> **Exercise goal**
Check each line of the records below and collect those that include the word "موسى".

*** Records to process ***

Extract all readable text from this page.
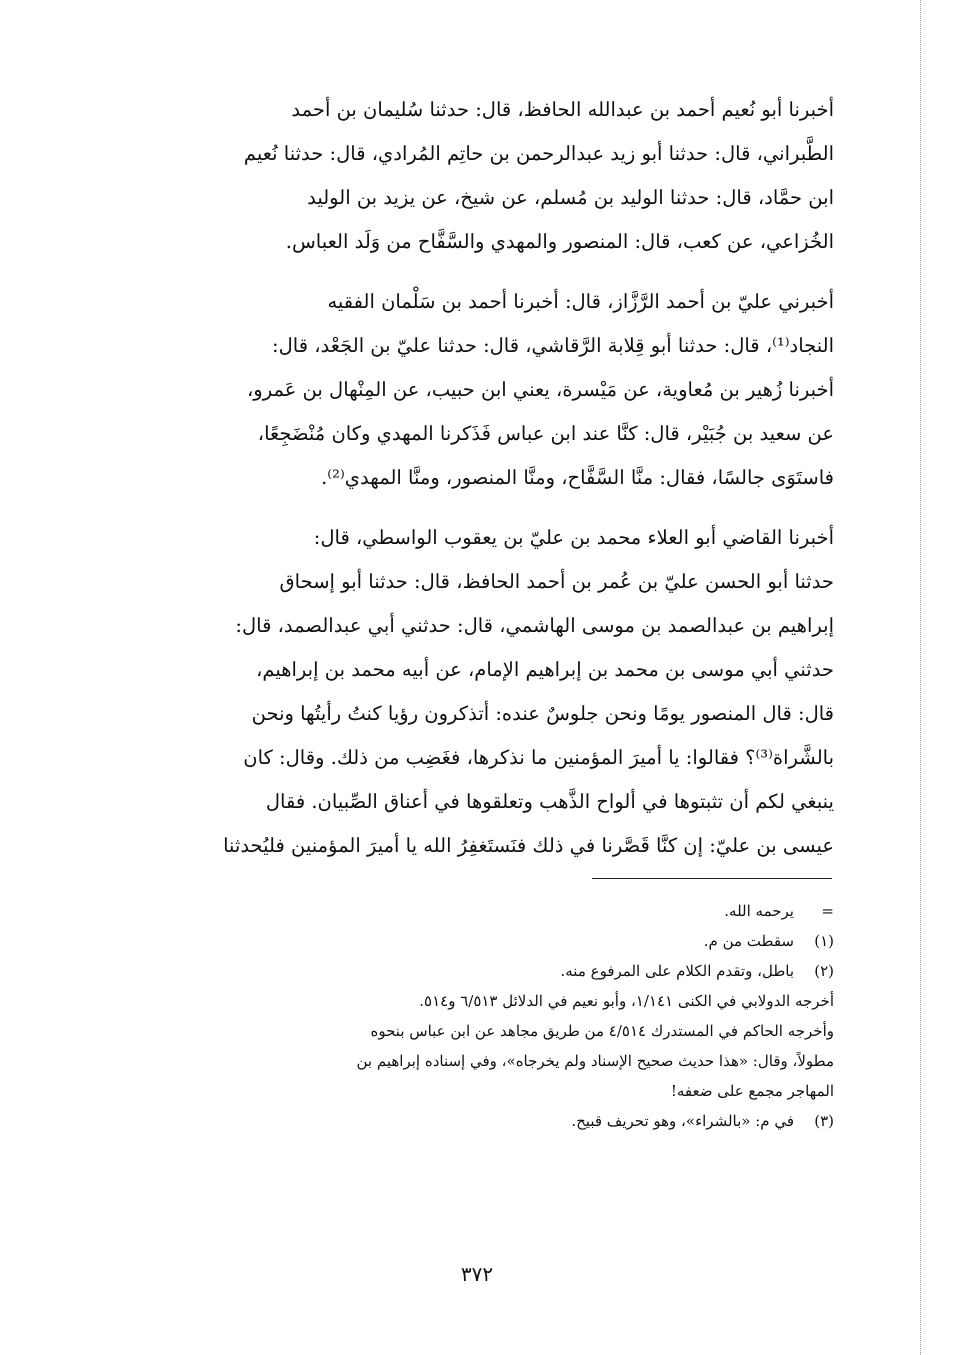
أخبرنا أبو نُعيم أحمد بن عبدالله الحافظ، قال: حدثنا سُليمان بن أحمد
الطَّبراني، قال: حدثنا أبو زيد عبدالرحمن بن حاتِم المُرادي، قال: حدثنا نُعيم
ابن حمَّاد، قال: حدثنا الوليد بن مُسلم، عن شيخ، عن يزيد بن الوليد
الخُزاعي، عن كعب، قال: المنصور والمهدي والسَّفَّاح من وَلَد العباس.
أخبرني عليّ بن أحمد الرَّزَّاز، قال: أخبرنا أحمد بن سَلْمان الفقيه
النجاد⁽¹⁾، قال: حدثنا أبو قِلابة الرَّقاشي، قال: حدثنا عليّ بن الجَعْد، قال:
أخبرنا زُهير بن مُعاوية، عن مَيْسرة، يعني ابن حبيب، عن المِنْهال بن عَمرو،
عن سعيد بن جُبَيْر، قال: كنَّا عند ابن عباس فَذَكرنا المهدي وكان مُنْضَجِعًا،
فاستَوَى جالسًا، فقال: منَّا السَّفَّاح، ومنَّا المنصور، ومنَّا المهدي⁽²⁾.
أخبرنا القاضي أبو العلاء محمد بن عليّ بن يعقوب الواسطي، قال:
حدثنا أبو الحسن عليّ بن عُمر بن أحمد الحافظ، قال: حدثنا أبو إسحاق
إبراهيم بن عبدالصمد بن موسى الهاشمي، قال: حدثني أبي عبدالصمد، قال:
حدثني أبي موسى بن محمد بن إبراهيم الإمام، عن أبيه محمد بن إبراهيم،
قال: قال المنصور يومًا ونحن جلوسٌ عنده: أتذكرون رؤيا كنتُ رأيتُها ونحن
بالشَّراة⁽³⁾؟ فقالوا: يا أميرَ المؤمنين ما نذكرها، فغَضِب من ذلك. وقال: كان
ينبغي لكم أن تثبتوها في ألواح الذَّهب وتعلقوها في أعناق الصِّبيان. فقال
عيسى بن عليّ: إن كنَّا قَصَّرنا في ذلك فنَستَغفِرُ الله يا أميرَ المؤمنين فليُحدثنا
=يرحمه الله.
(١)سقطت من م.
(٢)باطل، وتقدم الكلام على المرفوع منه.
أخرجه الدولابي في الكنى ١/١٤١، وأبو نعيم في الدلائل ٦/٥١٣ و٥١٤.
وأخرجه الحاكم في المستدرك ٤/٥١٤ من طريق مجاهد عن ابن عباس بنحوه
مطولاً، وقال: «هذا حديث صحيح الإسناد ولم يخرجاه»، وفي إسناده إبراهيم بن
المهاجر مجمع على ضعفه!
(٣)في م: «بالشراء»، وهو تحريف قبيح.
٣٧٢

***

> **Response to this exercise**
إبراهيم بن عبدالصمد بن موسى الهاشمي، قال: حدثني أبي عبدالصمد، قال:
حدثني أبي موسى بن محمد بن إبراهيم الإمام، عن أبيه محمد بن إبراهيم،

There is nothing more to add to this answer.